## Stated goal
Switch every "annotation" in the records below to "callout" and give the lines back with nothing else altered. Leave the pictures out.

## Information supplied
* BEGIN *

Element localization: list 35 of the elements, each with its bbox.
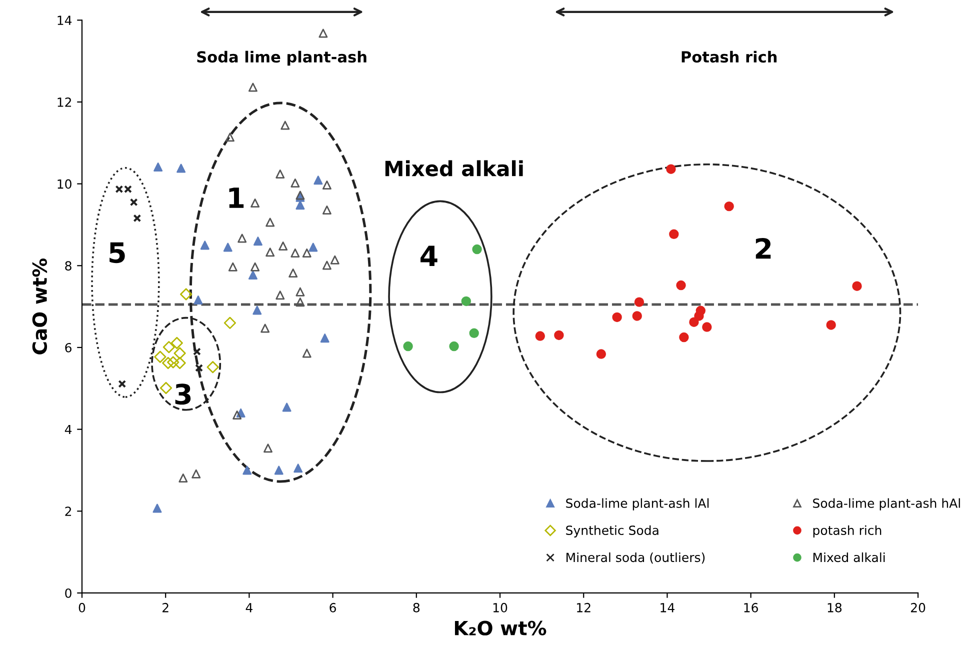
legend-label: Mineral soda (outliers) (566, 552, 705, 564)
y-tick-label: 12 (58, 97, 72, 107)
annotation: 1 (229, 188, 244, 208)
x-tick-label: 18 (828, 602, 842, 612)
annotation: 3 (175, 384, 191, 405)
annotation: Soda lime plant-ash (197, 50, 366, 66)
x-tick-label: 4 (246, 603, 252, 612)
x-tick-label: 12 (577, 602, 590, 612)
y-tick-label: 14 (58, 16, 72, 25)
x-tick-label: 8 (413, 602, 420, 612)
y-tick-label: 4 (64, 424, 72, 434)
legend-label: Mixed alkali (813, 552, 885, 562)
legend-label: Soda-lime plant-ash hAl (813, 498, 960, 510)
annotation: 5 (110, 242, 125, 264)
legend-label: Synthetic Soda (566, 525, 658, 538)
y-tick-label: 10 (58, 179, 72, 189)
x-tick-label: 16 (744, 602, 758, 612)
x-tick-label: 14 (660, 603, 674, 612)
y-tick-label: 8 (65, 261, 72, 271)
legend-label: potash rich (813, 525, 882, 538)
y-tick-label: 2 (65, 506, 72, 516)
annotation: 2 (756, 238, 771, 259)
x-tick-label: 2 (162, 602, 168, 612)
y-tick-label: 0 (65, 588, 72, 598)
annotation: Mixed alkali (385, 160, 523, 176)
legend-label: Soda-lime plant-ash lAl (566, 498, 709, 510)
annotation: 4 (420, 246, 438, 266)
x-axis-title: K₂O wt% (454, 620, 546, 636)
y-tick-label: 6 (65, 342, 72, 352)
x-tick-label: 0 (78, 602, 86, 612)
annotation: Potash rich (682, 50, 777, 63)
x-tick-label: 10 (493, 602, 508, 612)
y-axis-title: CaO wt% (32, 258, 48, 354)
x-tick-label: 6 (330, 602, 336, 612)
x-tick-label: 20 (910, 602, 926, 612)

* END *

## Response to the exercise
Element localization: list 35 of the elements, each with its bbox.
legend-label: Mineral soda (outliers) (566, 552, 705, 564)
y-tick-label: 12 (58, 97, 72, 107)
callout: 1 (229, 188, 244, 208)
x-tick-label: 18 (828, 602, 842, 612)
callout: 3 (175, 384, 191, 405)
callout: Soda lime plant-ash (197, 50, 366, 66)
x-tick-label: 4 (246, 603, 252, 612)
x-tick-label: 12 (577, 602, 590, 612)
y-tick-label: 14 (58, 16, 72, 25)
x-tick-label: 8 (413, 602, 420, 612)
y-tick-label: 4 (64, 424, 72, 434)
legend-label: Mixed alkali (813, 552, 885, 562)
legend-label: Soda-lime plant-ash hAl (813, 498, 960, 510)
callout: 5 (110, 242, 125, 264)
legend-label: Synthetic Soda (566, 525, 658, 538)
y-tick-label: 10 (58, 179, 72, 189)
x-tick-label: 16 (744, 602, 758, 612)
x-tick-label: 14 (660, 603, 674, 612)
y-tick-label: 8 (65, 261, 72, 271)
legend-label: potash rich (813, 525, 882, 538)
y-tick-label: 2 (65, 506, 72, 516)
callout: 2 (756, 238, 771, 259)
x-tick-label: 2 (162, 602, 168, 612)
y-tick-label: 0 (65, 588, 72, 598)
callout: Mixed alkali (385, 160, 523, 176)
legend-label: Soda-lime plant-ash lAl (566, 498, 709, 510)
callout: 4 (420, 246, 438, 266)
x-axis-title: K₂O wt% (454, 620, 546, 636)
y-tick-label: 6 (65, 342, 72, 352)
x-tick-label: 0 (78, 602, 86, 612)
callout: Potash rich (682, 50, 777, 63)
x-tick-label: 10 (493, 602, 508, 612)
y-axis-title: CaO wt% (32, 258, 48, 354)
x-tick-label: 6 (330, 602, 336, 612)
x-tick-label: 20 (910, 602, 926, 612)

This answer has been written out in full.